SUPPLIED MATERIAL –
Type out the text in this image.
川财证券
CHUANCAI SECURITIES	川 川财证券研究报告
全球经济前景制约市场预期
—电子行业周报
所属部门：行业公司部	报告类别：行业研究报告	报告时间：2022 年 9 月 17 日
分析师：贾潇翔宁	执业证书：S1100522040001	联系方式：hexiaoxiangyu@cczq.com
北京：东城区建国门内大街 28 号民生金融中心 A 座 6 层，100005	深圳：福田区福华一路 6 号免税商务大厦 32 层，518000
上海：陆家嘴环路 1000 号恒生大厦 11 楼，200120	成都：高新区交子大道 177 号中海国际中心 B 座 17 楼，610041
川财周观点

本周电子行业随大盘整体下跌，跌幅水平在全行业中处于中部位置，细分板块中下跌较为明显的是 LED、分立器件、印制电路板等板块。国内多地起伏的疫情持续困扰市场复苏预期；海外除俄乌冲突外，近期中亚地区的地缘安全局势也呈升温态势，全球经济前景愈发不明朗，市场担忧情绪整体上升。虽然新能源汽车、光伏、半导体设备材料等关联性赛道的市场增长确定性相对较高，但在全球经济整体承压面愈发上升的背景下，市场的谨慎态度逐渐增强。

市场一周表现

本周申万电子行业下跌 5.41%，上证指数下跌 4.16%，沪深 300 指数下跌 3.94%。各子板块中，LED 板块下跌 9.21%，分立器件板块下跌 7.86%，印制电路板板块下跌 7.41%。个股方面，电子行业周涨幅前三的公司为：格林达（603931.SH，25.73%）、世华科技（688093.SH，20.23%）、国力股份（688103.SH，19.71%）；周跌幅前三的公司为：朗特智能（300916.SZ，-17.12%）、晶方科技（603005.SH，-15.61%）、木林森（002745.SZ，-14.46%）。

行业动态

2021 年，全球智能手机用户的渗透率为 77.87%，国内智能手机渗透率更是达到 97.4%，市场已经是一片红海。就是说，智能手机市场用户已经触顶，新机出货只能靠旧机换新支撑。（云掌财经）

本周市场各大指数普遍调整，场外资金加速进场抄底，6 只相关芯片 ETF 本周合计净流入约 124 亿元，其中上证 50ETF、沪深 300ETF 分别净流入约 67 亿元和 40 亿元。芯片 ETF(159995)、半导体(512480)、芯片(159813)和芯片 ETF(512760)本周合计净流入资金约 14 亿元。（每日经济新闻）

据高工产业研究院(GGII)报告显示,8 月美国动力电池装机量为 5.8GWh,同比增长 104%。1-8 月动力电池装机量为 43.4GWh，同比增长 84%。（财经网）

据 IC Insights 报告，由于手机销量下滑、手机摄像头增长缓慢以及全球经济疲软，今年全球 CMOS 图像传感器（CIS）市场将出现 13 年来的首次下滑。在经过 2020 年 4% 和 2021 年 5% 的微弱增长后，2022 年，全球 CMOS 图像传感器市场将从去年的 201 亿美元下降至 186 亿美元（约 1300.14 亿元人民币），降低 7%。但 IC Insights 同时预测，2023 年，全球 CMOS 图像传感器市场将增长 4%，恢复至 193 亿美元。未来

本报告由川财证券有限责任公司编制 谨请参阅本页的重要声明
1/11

REQUIREMENTS –
Each line above must be reproduced exactly as it stands.

ANSWER TO THIS TASK –
Type out the text in this image.
川财证券
CHUANCAI SECURITIES	川 川财证券研究报告
全球经济前景制约市场预期
—电子行业周报
所属部门：行业公司部	报告类别：行业研究报告	报告时间：2022 年 9 月 17 日
分析师：贾潇翔宁	执业证书：S1100522040001	联系方式：hexiaoxiangyu@cczq.com
北京：东城区建国门内大街 28 号民生金融中心 A 座 6 层，100005	深圳：福田区福华一路 6 号免税商务大厦 32 层，518000
上海：陆家嘴环路 1000 号恒生大厦 11 楼，200120	成都：高新区交子大道 177 号中海国际中心 B 座 17 楼，610041
川财周观点

本周电子行业随大盘整体下跌，跌幅水平在全行业中处于中部位置，细分板块中下跌较为明显的是 LED、分立器件、印制电路板等板块。国内多地起伏的疫情持续困扰市场复苏预期；海外除俄乌冲突外，近期中亚地区的地缘安全局势也呈升温态势，全球经济前景愈发不明朗，市场担忧情绪整体上升。虽然新能源汽车、光伏、半导体设备材料等关联性赛道的市场增长确定性相对较高，但在全球经济整体承压面愈发上升的背景下，市场的谨慎态度逐渐增强。

市场一周表现

本周申万电子行业下跌 5.41%，上证指数下跌 4.16%，沪深 300 指数下跌 3.94%。各子板块中，LED 板块下跌 9.21%，分立器件板块下跌 7.86%，印制电路板板块下跌 7.41%。个股方面，电子行业周涨幅前三的公司为：格林达（603931.SH，25.73%）、世华科技（688093.SH，20.23%）、国力股份（688103.SH，19.71%）；周跌幅前三的公司为：朗特智能（300916.SZ，-17.12%）、晶方科技（603005.SH，-15.61%）、木林森（002745.SZ，-14.46%）。

行业动态

2021 年，全球智能手机用户的渗透率为 77.87%，国内智能手机渗透率更是达到 97.4%，市场已经是一片红海。就是说，智能手机市场用户已经触顶，新机出货只能靠旧机换新支撑。（云掌财经）

本周市场各大指数普遍调整，场外资金加速进场抄底，6 只相关芯片 ETF 本周合计净流入约 124 亿元，其中上证 50ETF、沪深 300ETF 分别净流入约 67 亿元和 40 亿元。芯片 ETF(159995)、半导体(512480)、芯片(159813)和芯片 ETF(512760)本周合计净流入资金约 14 亿元。（每日经济新闻）

据高工产业研究院(GGII)报告显示,8 月美国动力电池装机量为 5.8GWh,同比增长 104%。1-8 月动力电池装机量为 43.4GWh，同比增长 84%。（财经网）

据 IC Insights 报告，由于手机销量下滑、手机摄像头增长缓慢以及全球经济疲软，今年全球 CMOS 图像传感器（CIS）市场将出现 13 年来的首次下滑。在经过 2020 年 4% 和 2021 年 5% 的微弱增长后，2022 年，全球 CMOS 图像传感器市场将从去年的 201 亿美元下降至 186 亿美元（约 1300.14 亿元人民币），降低 7%。但 IC Insights 同时预测，2023 年，全球 CMOS 图像传感器市场将增长 4%，恢复至 193 亿美元。未来

本报告由川财证券有限责任公司编制 谨请参阅本页的重要声明
1/11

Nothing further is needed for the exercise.